## Task prompt
Filter the data below for the string "static" and copy each matching line.

## Records for the exercise
# # # # # # #

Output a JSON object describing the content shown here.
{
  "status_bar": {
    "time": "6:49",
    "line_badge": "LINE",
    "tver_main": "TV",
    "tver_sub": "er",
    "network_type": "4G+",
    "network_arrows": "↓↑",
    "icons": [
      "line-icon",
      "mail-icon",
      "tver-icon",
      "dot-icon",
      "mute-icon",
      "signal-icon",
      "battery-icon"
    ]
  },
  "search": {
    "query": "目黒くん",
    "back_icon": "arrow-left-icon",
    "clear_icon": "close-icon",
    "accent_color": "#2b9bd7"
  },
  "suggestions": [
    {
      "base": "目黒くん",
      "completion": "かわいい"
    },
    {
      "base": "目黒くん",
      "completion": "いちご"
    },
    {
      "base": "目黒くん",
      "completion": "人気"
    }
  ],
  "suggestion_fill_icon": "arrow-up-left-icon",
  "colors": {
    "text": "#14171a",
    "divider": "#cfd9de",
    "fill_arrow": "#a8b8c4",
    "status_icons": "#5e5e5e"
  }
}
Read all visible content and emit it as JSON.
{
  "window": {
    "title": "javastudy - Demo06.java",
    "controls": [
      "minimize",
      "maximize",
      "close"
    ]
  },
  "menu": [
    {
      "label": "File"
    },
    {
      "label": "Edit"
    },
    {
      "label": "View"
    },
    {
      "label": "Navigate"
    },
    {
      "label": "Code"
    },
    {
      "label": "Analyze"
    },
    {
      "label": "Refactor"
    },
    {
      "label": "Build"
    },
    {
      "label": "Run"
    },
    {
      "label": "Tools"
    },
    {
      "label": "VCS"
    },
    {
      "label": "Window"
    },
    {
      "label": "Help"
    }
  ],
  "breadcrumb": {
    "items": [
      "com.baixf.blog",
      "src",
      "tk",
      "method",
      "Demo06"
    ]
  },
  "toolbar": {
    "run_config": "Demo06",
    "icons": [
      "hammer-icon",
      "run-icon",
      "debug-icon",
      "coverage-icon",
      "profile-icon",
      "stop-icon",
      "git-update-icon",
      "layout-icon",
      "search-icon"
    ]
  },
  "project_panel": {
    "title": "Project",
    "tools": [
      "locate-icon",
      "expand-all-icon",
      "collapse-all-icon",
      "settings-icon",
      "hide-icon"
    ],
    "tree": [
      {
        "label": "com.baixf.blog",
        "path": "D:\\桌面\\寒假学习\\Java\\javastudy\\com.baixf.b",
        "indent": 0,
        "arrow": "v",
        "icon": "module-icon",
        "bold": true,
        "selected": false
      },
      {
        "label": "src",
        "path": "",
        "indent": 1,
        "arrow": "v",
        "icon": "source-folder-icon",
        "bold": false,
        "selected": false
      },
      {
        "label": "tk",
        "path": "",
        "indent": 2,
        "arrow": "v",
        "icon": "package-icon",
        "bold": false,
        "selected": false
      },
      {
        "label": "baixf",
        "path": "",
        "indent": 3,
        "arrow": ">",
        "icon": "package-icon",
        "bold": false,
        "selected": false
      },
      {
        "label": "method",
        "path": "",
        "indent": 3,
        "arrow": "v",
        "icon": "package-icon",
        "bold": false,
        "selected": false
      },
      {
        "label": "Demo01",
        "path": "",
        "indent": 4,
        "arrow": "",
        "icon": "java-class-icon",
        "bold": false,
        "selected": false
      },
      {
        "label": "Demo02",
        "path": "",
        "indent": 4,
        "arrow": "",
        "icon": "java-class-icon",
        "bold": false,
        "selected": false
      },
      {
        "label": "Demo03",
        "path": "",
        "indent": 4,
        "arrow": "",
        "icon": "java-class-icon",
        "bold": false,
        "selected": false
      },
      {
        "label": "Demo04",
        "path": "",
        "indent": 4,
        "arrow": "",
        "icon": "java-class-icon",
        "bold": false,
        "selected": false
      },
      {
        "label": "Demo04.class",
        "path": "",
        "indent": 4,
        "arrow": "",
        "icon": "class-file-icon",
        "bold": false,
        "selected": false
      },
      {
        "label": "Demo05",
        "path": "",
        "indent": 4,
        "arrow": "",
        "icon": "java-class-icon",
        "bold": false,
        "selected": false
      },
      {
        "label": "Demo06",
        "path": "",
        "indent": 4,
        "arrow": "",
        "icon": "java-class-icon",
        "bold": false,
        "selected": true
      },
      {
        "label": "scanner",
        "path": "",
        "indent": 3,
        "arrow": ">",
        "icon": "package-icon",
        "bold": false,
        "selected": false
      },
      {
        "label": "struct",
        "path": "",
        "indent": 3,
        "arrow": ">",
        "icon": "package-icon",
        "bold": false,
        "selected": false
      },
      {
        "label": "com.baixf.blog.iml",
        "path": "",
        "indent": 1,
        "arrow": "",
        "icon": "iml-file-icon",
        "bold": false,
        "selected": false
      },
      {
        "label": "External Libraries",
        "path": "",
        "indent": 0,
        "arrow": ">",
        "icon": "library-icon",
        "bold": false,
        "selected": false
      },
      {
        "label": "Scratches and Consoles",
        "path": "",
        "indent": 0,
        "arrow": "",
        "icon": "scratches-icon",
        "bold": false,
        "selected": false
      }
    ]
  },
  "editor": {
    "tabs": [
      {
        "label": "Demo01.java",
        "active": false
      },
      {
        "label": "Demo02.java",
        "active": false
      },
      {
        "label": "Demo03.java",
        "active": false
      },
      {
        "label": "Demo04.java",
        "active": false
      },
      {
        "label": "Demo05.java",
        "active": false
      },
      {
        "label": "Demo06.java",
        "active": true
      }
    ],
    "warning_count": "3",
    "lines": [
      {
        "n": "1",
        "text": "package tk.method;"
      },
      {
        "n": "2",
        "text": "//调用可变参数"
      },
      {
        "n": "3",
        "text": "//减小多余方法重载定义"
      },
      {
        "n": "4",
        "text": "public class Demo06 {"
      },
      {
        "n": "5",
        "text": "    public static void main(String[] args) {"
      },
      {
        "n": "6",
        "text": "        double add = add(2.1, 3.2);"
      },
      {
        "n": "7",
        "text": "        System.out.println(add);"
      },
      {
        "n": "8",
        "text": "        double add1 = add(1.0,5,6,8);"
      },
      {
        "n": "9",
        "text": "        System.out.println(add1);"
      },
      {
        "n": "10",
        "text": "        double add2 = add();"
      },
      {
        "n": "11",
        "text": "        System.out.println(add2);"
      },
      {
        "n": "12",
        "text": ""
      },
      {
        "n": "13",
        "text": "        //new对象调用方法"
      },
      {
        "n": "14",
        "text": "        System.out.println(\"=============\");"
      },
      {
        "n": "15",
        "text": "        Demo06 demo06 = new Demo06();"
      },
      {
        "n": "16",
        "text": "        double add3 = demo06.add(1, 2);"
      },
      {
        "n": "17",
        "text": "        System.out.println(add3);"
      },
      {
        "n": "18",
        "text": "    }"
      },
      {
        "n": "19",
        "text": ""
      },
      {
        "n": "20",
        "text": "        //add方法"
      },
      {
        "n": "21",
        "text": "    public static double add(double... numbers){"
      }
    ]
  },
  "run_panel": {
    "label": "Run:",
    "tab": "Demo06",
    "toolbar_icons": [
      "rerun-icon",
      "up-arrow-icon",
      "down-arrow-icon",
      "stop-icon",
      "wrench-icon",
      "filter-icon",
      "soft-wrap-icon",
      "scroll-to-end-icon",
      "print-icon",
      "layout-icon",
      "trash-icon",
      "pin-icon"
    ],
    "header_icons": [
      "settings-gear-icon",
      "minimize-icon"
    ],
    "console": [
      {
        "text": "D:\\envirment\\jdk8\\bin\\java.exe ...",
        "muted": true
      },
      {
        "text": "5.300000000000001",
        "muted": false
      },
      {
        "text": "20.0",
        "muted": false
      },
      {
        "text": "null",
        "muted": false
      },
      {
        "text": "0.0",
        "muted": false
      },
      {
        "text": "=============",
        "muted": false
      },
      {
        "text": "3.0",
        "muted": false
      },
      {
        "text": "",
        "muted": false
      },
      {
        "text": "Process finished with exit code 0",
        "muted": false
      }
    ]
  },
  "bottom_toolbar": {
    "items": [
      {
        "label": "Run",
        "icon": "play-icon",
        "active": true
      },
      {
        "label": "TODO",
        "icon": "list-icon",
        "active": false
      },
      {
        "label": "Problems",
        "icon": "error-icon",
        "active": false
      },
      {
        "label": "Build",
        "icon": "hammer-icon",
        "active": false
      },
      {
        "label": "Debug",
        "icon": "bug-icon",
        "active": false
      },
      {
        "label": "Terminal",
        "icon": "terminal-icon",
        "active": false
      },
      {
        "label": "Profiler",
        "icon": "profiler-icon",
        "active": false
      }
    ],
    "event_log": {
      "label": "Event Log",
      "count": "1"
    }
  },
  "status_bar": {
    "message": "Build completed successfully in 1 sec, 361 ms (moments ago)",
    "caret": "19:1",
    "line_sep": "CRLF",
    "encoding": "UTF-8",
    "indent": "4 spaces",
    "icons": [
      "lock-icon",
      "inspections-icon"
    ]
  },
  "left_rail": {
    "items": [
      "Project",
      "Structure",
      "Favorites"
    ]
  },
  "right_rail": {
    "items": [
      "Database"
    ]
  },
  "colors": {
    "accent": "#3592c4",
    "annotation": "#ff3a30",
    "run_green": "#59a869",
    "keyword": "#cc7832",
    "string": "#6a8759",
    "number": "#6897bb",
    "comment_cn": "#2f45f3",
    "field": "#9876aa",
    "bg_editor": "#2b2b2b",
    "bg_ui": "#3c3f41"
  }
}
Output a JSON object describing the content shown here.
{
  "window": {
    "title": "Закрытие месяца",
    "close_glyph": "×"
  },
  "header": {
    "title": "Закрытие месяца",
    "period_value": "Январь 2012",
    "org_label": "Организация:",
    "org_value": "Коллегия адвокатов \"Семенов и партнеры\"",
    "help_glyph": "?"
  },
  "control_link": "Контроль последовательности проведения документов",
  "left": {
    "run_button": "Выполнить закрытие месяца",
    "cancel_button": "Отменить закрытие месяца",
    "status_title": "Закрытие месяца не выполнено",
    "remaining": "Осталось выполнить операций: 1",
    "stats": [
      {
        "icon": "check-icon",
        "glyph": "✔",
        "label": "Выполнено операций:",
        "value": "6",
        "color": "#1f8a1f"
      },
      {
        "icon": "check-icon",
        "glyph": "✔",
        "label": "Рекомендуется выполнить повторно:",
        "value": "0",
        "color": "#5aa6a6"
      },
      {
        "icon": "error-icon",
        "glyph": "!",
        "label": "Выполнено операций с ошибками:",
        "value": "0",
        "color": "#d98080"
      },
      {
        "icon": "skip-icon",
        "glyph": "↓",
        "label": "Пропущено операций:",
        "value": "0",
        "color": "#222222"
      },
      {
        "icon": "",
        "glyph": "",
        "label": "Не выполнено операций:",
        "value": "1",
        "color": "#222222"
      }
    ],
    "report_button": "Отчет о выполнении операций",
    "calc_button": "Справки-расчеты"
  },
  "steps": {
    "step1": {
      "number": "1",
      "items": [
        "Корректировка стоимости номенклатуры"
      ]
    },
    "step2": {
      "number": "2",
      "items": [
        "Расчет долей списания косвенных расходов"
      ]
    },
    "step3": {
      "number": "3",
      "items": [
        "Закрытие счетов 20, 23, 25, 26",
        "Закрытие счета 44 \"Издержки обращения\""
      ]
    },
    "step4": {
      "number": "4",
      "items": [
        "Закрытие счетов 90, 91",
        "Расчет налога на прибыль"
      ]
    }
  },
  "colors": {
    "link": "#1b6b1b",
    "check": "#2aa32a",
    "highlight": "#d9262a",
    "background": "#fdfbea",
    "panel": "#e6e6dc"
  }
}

# # # # # # #

## The answer
        "text": "    public static void main(String[] args) {"
        "text": "    public static double add(double... numbers){"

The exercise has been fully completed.